What is required
Check every line below for the word "this" and show those that hold it.
───── Supplied material
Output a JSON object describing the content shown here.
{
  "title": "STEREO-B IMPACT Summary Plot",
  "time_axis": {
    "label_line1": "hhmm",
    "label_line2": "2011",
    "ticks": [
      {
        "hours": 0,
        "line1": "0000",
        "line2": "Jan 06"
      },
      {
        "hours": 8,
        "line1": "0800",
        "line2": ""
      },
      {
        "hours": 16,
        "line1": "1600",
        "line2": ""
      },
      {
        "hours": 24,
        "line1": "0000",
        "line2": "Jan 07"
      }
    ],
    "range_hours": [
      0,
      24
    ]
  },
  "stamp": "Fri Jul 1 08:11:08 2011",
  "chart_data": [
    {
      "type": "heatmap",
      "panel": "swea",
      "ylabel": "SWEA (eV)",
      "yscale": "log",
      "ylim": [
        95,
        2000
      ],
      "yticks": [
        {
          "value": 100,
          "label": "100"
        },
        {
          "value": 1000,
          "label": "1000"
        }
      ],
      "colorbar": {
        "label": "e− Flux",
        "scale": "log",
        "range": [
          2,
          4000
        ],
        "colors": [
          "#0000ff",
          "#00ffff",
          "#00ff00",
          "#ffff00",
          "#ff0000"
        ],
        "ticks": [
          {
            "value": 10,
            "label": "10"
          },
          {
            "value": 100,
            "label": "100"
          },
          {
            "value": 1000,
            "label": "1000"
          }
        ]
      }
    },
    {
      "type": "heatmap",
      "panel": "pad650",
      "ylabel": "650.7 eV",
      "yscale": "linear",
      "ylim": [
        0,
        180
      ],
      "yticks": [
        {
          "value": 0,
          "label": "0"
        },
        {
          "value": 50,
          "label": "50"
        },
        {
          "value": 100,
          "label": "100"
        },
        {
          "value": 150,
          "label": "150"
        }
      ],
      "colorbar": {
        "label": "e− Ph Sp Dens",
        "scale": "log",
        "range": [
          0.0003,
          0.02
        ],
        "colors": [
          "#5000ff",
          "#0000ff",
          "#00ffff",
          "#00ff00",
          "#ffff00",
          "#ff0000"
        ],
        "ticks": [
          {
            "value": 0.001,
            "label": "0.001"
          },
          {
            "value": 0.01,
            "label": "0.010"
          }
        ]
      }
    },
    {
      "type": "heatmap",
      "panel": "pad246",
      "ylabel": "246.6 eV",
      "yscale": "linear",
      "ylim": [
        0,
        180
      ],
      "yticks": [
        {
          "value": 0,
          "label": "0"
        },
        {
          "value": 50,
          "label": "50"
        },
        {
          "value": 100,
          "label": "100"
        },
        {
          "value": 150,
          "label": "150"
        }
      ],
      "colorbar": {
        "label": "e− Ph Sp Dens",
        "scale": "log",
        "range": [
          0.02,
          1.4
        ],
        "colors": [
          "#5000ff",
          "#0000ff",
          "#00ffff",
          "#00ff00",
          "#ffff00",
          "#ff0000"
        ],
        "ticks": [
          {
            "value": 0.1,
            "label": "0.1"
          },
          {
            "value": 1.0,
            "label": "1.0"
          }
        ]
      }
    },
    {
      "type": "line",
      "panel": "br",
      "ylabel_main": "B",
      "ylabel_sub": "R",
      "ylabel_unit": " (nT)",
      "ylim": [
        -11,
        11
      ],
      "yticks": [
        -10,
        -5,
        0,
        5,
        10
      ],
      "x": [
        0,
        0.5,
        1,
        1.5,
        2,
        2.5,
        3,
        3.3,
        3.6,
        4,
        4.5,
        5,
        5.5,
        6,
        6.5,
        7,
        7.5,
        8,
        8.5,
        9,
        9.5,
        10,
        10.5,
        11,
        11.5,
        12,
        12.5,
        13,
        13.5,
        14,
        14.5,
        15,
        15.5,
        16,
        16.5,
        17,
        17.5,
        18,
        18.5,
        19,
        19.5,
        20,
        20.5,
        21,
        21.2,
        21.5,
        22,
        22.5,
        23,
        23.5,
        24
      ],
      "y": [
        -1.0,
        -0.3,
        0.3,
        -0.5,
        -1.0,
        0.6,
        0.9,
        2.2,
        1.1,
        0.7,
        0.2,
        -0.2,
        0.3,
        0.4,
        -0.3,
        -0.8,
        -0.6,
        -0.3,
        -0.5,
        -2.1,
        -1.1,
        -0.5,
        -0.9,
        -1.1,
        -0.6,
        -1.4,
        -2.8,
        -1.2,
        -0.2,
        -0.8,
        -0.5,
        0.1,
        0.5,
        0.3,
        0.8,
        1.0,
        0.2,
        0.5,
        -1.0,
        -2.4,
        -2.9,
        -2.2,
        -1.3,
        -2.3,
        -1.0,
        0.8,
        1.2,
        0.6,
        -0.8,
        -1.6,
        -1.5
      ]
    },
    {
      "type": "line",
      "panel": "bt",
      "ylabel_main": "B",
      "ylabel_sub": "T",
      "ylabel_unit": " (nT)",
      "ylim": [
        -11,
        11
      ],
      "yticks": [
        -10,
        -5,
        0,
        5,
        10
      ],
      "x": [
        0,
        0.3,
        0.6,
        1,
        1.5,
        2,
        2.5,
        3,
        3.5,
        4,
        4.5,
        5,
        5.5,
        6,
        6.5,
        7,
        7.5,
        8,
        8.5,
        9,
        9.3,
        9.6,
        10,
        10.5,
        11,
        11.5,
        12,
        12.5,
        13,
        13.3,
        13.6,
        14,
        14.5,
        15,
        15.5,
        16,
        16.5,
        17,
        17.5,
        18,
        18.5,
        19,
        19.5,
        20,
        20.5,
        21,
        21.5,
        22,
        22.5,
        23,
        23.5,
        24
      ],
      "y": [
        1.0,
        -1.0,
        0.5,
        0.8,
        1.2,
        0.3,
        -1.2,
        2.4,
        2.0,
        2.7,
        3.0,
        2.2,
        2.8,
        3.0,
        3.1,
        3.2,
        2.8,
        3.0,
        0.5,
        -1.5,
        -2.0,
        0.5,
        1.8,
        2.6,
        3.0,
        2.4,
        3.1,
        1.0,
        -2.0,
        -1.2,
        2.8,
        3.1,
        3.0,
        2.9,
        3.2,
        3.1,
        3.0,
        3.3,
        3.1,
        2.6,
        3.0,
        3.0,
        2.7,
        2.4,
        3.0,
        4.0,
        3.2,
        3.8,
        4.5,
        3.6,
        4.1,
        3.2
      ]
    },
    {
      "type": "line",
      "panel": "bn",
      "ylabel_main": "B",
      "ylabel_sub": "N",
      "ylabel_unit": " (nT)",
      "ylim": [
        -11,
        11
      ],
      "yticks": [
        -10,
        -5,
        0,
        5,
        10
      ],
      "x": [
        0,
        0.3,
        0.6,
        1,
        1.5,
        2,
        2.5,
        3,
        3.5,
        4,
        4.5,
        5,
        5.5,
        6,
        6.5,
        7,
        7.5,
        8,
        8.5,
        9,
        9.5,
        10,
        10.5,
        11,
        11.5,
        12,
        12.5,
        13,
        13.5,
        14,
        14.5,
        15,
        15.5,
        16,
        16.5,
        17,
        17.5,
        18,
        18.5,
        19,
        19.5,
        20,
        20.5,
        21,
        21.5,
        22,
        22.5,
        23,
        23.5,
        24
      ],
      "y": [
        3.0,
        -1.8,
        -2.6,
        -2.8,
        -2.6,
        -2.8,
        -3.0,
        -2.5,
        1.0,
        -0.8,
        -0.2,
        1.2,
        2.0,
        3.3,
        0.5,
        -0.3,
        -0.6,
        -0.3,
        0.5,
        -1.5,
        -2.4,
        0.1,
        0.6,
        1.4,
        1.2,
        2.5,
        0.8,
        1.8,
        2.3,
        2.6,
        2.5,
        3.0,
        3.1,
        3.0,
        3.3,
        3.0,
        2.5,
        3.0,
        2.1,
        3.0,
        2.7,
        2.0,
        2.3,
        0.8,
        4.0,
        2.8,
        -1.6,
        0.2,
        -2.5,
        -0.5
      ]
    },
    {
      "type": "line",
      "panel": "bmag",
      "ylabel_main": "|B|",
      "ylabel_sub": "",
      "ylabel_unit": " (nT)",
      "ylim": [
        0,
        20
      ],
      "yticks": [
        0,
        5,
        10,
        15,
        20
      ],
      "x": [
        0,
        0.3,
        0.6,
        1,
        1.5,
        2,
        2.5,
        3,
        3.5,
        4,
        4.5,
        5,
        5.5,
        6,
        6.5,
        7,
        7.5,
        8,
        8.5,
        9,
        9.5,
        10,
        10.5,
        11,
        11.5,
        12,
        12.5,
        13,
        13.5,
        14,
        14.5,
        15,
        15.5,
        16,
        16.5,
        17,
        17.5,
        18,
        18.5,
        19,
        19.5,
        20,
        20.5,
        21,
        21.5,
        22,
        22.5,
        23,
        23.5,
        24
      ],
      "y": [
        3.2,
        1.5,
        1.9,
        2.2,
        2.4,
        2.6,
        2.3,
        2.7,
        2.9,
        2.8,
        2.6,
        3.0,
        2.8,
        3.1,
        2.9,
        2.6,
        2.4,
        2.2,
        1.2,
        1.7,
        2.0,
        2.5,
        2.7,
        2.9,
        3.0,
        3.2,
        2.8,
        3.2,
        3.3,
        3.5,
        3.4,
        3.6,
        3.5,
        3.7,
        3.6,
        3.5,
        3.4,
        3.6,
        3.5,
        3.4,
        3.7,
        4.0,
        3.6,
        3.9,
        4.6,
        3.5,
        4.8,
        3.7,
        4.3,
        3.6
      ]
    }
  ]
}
──────────
───── Supplied material
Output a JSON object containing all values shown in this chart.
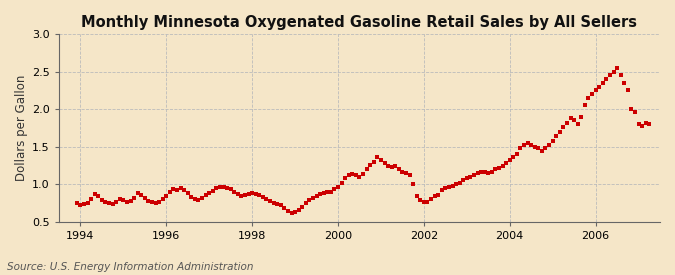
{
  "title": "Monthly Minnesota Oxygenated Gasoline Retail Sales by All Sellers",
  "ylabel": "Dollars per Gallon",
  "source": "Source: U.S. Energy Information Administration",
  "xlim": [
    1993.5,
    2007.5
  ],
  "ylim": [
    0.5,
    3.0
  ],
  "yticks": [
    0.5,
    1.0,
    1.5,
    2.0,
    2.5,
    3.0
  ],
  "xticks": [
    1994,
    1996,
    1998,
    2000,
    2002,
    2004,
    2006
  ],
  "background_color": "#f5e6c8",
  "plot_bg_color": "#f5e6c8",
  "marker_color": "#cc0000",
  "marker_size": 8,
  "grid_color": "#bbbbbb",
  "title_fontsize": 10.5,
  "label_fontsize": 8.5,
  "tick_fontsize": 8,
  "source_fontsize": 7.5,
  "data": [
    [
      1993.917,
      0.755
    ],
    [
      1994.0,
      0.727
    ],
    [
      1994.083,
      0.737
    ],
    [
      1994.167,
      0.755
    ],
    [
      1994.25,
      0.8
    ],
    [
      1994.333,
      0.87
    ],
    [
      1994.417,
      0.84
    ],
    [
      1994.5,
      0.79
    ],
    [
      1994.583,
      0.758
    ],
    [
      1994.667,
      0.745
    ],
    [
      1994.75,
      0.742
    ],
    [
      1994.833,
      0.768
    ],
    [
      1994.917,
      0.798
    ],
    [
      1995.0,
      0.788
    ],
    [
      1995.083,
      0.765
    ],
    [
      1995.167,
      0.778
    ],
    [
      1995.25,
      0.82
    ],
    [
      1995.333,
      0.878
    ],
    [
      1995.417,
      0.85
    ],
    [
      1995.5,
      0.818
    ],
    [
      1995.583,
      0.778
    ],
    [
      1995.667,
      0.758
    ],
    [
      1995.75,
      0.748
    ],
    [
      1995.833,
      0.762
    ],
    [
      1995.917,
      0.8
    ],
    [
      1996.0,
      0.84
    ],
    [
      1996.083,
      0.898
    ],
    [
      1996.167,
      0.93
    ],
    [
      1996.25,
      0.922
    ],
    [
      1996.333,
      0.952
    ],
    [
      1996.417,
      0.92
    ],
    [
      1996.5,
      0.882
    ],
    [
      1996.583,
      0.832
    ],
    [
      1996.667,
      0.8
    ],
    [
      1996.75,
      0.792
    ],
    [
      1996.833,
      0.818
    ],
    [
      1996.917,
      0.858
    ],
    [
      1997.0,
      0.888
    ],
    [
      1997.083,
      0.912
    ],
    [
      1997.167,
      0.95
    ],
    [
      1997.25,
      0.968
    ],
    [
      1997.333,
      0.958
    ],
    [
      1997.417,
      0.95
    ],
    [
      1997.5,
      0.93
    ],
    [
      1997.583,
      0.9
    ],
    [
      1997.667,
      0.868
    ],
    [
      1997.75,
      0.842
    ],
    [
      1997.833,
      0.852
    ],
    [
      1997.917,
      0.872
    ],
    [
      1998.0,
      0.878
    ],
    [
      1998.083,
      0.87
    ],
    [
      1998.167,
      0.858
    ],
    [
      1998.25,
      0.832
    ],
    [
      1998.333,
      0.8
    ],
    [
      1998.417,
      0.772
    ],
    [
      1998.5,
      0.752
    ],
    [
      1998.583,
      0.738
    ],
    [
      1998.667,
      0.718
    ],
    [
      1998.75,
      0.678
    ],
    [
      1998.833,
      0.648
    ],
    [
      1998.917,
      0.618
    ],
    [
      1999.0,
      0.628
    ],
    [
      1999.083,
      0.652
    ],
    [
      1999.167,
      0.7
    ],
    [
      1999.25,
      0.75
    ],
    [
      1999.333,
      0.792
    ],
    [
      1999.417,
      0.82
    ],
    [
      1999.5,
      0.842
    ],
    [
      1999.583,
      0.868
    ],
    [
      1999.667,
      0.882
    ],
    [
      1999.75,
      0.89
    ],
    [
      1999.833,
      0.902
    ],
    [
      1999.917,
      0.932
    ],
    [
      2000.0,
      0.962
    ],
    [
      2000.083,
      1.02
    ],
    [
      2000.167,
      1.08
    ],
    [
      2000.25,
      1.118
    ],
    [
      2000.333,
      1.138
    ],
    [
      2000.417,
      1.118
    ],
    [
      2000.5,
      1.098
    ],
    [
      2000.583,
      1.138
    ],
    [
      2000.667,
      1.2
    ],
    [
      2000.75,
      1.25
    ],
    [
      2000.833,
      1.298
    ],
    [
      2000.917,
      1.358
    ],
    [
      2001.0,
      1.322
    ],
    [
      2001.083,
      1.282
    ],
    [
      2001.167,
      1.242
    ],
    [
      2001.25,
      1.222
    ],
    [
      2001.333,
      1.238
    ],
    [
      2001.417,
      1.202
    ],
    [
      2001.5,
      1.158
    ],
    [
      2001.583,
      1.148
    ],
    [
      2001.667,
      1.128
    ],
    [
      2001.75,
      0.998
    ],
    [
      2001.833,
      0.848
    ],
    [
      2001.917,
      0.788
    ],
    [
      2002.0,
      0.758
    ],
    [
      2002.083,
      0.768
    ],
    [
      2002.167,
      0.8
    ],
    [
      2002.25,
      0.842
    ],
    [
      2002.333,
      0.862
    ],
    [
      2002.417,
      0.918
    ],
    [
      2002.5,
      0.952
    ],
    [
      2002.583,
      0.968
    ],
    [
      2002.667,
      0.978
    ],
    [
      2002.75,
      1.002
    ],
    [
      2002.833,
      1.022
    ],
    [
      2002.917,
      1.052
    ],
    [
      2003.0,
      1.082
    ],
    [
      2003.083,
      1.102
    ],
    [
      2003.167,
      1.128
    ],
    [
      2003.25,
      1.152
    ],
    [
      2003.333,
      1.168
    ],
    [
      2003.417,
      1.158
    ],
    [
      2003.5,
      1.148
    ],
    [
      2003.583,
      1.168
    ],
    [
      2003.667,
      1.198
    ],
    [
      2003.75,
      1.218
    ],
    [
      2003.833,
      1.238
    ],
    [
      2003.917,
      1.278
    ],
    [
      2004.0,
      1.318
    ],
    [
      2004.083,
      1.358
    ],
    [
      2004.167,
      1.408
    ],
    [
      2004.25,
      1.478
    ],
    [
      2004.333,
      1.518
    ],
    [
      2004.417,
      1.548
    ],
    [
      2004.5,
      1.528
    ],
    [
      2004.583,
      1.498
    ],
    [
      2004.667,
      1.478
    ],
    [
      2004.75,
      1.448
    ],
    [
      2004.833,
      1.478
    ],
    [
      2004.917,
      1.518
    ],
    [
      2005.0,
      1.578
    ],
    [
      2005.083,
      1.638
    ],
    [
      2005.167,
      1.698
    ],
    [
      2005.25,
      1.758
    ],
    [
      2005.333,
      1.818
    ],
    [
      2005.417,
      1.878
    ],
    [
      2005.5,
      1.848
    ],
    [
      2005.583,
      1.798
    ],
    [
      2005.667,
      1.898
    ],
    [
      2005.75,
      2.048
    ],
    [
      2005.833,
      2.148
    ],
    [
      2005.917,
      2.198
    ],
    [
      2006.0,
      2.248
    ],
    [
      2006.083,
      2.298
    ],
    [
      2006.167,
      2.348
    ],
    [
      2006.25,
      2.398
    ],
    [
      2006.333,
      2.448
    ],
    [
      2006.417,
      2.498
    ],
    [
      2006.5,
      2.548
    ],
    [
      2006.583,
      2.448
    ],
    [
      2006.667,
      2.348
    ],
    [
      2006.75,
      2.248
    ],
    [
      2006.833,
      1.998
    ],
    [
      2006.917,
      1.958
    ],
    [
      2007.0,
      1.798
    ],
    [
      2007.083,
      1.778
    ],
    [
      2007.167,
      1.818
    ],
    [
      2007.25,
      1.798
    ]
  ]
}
──────────
───── Supplied material
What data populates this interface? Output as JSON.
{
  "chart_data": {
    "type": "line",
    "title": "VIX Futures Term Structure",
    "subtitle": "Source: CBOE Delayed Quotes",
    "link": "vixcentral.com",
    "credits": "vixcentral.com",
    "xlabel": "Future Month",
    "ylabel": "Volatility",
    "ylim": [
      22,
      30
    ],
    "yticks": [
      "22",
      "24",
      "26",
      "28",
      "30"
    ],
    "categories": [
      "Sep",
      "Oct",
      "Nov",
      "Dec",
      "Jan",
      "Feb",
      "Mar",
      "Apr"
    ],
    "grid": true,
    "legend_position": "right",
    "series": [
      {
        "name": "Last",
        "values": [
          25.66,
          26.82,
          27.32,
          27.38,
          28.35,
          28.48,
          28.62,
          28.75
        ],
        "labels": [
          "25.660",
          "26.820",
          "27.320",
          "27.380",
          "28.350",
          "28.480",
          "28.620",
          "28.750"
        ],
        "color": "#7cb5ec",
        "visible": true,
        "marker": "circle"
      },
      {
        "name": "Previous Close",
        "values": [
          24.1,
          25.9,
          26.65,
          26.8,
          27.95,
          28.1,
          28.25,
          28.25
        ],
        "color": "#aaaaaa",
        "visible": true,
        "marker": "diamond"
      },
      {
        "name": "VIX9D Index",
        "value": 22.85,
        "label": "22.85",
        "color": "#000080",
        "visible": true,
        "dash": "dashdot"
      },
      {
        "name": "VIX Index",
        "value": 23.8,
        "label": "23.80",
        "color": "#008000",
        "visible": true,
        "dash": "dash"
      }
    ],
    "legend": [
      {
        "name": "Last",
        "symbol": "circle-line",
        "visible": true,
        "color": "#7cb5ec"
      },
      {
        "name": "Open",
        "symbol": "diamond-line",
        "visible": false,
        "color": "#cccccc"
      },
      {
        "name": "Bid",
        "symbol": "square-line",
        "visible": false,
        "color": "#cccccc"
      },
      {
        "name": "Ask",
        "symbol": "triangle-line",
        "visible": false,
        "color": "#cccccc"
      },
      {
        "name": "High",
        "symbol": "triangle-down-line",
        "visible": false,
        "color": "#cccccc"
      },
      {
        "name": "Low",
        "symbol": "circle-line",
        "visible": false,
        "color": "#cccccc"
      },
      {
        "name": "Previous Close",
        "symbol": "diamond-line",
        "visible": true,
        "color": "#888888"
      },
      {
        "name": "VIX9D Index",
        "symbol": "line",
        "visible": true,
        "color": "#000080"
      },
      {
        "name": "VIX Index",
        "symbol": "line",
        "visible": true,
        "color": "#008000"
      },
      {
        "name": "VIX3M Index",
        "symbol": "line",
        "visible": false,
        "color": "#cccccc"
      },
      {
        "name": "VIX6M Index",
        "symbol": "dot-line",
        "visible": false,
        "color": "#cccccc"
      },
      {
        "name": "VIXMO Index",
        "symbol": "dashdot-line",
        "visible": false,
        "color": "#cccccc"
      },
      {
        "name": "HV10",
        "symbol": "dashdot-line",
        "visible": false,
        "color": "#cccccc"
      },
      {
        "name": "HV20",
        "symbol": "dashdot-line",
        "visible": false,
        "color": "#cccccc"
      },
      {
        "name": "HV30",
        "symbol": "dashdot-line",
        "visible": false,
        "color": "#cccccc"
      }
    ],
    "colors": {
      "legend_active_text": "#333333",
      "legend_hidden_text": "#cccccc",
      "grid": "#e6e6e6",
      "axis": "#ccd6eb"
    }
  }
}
──────────
Right answer
Output a JSON object containing all values shown in this chart.
What data populates this interface? Output as JSON.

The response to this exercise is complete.